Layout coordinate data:
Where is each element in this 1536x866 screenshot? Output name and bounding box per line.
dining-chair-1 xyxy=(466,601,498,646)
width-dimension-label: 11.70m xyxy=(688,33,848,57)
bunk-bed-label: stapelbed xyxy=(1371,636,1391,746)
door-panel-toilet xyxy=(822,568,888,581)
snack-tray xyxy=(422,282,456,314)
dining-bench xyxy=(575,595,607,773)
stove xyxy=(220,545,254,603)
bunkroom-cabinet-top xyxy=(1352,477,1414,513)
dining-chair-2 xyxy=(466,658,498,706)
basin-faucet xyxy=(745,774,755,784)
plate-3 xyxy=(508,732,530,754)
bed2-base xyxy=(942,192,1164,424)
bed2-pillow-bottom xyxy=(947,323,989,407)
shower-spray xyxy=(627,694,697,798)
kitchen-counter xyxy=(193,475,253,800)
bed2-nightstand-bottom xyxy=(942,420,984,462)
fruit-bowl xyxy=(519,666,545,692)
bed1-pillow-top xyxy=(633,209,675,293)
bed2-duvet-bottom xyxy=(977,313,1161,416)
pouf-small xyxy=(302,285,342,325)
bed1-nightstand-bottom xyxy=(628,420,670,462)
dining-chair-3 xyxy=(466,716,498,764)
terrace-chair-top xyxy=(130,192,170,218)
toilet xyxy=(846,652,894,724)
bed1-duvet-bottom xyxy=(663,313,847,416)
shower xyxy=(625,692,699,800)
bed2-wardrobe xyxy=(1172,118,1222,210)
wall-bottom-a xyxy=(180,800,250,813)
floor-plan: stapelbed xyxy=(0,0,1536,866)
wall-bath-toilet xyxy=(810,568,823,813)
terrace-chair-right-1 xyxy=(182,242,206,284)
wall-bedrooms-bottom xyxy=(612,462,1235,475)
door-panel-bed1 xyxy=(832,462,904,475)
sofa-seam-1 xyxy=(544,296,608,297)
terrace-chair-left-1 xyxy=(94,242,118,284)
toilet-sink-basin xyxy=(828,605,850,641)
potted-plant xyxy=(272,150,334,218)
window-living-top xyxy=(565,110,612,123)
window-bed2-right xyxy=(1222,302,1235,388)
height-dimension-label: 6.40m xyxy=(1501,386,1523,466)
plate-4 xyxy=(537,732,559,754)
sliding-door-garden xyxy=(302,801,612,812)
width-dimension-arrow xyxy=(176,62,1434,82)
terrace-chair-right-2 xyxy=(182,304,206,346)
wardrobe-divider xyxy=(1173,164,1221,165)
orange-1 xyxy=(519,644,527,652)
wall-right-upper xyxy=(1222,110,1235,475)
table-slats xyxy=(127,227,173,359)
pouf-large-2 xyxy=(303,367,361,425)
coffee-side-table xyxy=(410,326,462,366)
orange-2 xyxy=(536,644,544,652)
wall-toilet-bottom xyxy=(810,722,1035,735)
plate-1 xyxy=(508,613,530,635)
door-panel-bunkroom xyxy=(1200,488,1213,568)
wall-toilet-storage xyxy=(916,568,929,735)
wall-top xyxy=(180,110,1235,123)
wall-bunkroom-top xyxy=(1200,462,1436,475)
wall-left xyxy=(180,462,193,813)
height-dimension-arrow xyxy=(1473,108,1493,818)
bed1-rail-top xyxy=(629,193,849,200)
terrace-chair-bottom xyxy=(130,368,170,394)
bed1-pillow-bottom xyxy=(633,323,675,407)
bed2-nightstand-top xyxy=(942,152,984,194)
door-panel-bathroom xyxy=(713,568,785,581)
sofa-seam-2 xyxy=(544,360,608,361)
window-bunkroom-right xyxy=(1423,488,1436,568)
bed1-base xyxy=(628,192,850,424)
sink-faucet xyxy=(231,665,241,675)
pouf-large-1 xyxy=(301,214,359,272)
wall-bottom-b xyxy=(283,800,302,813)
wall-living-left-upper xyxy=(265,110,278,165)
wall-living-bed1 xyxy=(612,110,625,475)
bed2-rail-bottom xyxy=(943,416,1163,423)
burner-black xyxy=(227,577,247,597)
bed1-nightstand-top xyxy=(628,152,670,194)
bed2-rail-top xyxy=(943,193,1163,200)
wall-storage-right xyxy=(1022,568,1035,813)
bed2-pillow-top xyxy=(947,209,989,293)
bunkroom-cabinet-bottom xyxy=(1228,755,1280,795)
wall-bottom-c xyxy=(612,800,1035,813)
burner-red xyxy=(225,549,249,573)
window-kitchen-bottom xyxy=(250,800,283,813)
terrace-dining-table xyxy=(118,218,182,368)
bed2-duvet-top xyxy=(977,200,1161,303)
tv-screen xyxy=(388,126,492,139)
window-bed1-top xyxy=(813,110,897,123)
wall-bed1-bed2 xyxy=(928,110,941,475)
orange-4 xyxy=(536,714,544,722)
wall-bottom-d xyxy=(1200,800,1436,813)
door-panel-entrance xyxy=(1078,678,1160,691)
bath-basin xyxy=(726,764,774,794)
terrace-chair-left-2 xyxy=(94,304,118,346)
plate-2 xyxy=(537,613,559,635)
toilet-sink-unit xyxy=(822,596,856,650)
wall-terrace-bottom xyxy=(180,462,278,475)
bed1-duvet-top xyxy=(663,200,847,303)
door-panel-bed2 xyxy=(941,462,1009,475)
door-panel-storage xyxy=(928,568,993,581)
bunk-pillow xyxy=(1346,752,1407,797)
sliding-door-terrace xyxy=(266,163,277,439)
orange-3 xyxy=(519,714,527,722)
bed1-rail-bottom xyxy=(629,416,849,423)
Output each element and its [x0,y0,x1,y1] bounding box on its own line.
* * *
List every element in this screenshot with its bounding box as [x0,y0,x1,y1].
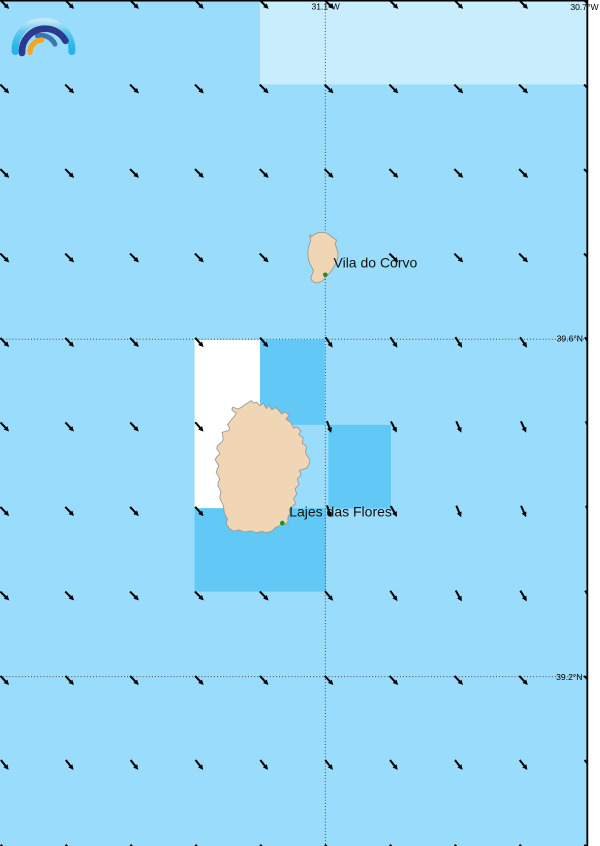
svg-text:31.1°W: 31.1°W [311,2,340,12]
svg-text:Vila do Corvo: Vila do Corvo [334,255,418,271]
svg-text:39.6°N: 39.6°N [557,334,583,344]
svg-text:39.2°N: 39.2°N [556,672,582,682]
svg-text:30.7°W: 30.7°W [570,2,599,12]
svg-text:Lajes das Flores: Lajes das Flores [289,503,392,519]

### WHAT NEEDS TO BE DONE
Transcribe, with no changes, the lines from the one containing "Where is each" through the one containing "dining-bench xyxy=(575,595,607,773)", inclusive.

### WRITTEN ANSWER
Where is each element in this 1536x866 screenshot? Output name and bounding box per line.
dining-chair-1 xyxy=(466,601,498,646)
width-dimension-label: 11.70m xyxy=(688,33,848,57)
bunk-bed-label: stapelbed xyxy=(1371,636,1391,746)
door-panel-toilet xyxy=(822,568,888,581)
snack-tray xyxy=(422,282,456,314)
dining-bench xyxy=(575,595,607,773)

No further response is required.